◆ **Aim**:
Translate this sentence from the pipeline design text into Spanish: "That means that the compiler can't inline the code and the CPU's pipelining will get screwed up."
==== Extracted text ====
There is another factor in pipeline design which is how the data stream corresponds to function calls. The simplest way would be to have each sink call the corresponding source each time it needs a sample (in pull mode) or each source call its corresponding sink each time a sample is available (in push mode). However, there are potentially quite a few filters and (because they are all replaceable at run time) each call from one filter to the next will be a virtual function call. That means that the compiler can't inline the code and the CPU's pipelining will get screwed up. According to this one can expect a virtual function call overhead of maybe 13 nanoseconds compared to inlined code (a crude test, but sufficient for order-of-magnitude calculations). Since most of our samples will be at 14MHz (4 times the NTSC color carrier frequency) that's only about 5 virtual function calls per sample before we've used up all our CPU.
==== Given records ====
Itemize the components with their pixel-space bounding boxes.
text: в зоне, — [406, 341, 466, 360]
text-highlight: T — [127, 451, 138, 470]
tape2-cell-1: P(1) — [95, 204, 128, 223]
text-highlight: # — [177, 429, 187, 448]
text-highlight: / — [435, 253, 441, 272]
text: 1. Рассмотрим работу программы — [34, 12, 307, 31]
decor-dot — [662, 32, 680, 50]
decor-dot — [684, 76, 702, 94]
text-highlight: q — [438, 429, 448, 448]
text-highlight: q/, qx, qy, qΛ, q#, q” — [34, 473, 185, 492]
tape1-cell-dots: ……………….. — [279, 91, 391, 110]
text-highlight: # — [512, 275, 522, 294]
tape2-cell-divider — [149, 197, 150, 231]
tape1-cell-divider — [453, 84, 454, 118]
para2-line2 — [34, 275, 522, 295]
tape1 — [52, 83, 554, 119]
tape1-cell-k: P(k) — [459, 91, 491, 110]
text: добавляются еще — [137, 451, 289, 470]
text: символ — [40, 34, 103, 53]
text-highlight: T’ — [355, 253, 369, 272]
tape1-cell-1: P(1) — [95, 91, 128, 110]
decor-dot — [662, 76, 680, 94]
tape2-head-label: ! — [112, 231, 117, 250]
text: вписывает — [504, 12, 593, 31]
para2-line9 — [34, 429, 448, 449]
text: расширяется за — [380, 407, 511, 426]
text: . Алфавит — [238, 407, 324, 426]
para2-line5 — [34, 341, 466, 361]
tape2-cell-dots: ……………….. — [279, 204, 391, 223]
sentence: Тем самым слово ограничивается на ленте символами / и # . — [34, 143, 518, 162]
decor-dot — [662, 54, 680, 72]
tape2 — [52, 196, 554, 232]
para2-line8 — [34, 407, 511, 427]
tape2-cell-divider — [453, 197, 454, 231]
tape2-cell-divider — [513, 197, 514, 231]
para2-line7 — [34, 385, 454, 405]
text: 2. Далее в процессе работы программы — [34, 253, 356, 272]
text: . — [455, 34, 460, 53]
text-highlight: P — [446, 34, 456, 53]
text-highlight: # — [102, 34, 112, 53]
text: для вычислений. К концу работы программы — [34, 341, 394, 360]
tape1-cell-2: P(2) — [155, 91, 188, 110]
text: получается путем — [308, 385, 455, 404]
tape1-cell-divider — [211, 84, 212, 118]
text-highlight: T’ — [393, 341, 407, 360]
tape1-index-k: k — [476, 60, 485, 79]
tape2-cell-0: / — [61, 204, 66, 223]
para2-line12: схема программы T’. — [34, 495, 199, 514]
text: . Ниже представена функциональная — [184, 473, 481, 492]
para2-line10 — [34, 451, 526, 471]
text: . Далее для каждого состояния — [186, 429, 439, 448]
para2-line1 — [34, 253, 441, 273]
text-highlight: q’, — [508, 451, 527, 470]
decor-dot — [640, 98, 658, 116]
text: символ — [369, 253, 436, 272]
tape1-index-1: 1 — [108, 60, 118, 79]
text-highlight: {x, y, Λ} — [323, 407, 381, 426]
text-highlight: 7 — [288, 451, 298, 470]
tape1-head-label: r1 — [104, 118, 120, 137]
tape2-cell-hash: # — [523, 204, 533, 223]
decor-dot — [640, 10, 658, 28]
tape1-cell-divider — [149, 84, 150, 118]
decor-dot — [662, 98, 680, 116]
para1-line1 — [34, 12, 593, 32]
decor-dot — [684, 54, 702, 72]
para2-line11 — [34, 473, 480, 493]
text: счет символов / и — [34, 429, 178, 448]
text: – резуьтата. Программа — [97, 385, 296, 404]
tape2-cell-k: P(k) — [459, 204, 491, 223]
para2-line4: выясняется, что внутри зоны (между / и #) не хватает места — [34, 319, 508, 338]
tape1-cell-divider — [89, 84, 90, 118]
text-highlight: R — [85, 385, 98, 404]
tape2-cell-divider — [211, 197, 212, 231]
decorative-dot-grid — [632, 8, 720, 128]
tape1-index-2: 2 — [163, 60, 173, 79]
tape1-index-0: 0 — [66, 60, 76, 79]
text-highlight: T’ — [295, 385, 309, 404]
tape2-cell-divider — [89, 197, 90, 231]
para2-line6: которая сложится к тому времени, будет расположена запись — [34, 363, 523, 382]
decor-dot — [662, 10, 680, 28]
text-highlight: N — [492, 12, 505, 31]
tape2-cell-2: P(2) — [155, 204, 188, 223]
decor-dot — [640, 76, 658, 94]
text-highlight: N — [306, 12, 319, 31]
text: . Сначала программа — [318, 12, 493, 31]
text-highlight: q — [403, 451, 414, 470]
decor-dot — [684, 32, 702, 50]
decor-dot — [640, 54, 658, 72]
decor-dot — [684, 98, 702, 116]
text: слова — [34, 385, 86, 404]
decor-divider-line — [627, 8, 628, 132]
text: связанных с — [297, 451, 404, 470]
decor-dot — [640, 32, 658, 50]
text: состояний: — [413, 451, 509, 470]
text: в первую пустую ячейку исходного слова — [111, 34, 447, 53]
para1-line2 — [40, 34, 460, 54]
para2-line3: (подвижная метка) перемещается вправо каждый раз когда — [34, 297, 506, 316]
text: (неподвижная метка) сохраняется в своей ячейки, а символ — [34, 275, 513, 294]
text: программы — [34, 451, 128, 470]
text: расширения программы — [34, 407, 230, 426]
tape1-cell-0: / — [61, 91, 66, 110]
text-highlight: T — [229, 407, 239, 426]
====
◆ **Written response**:
Eso significa que el compilador no puede insertar el código en línea y que la segmentación de la CPU se echará a perder.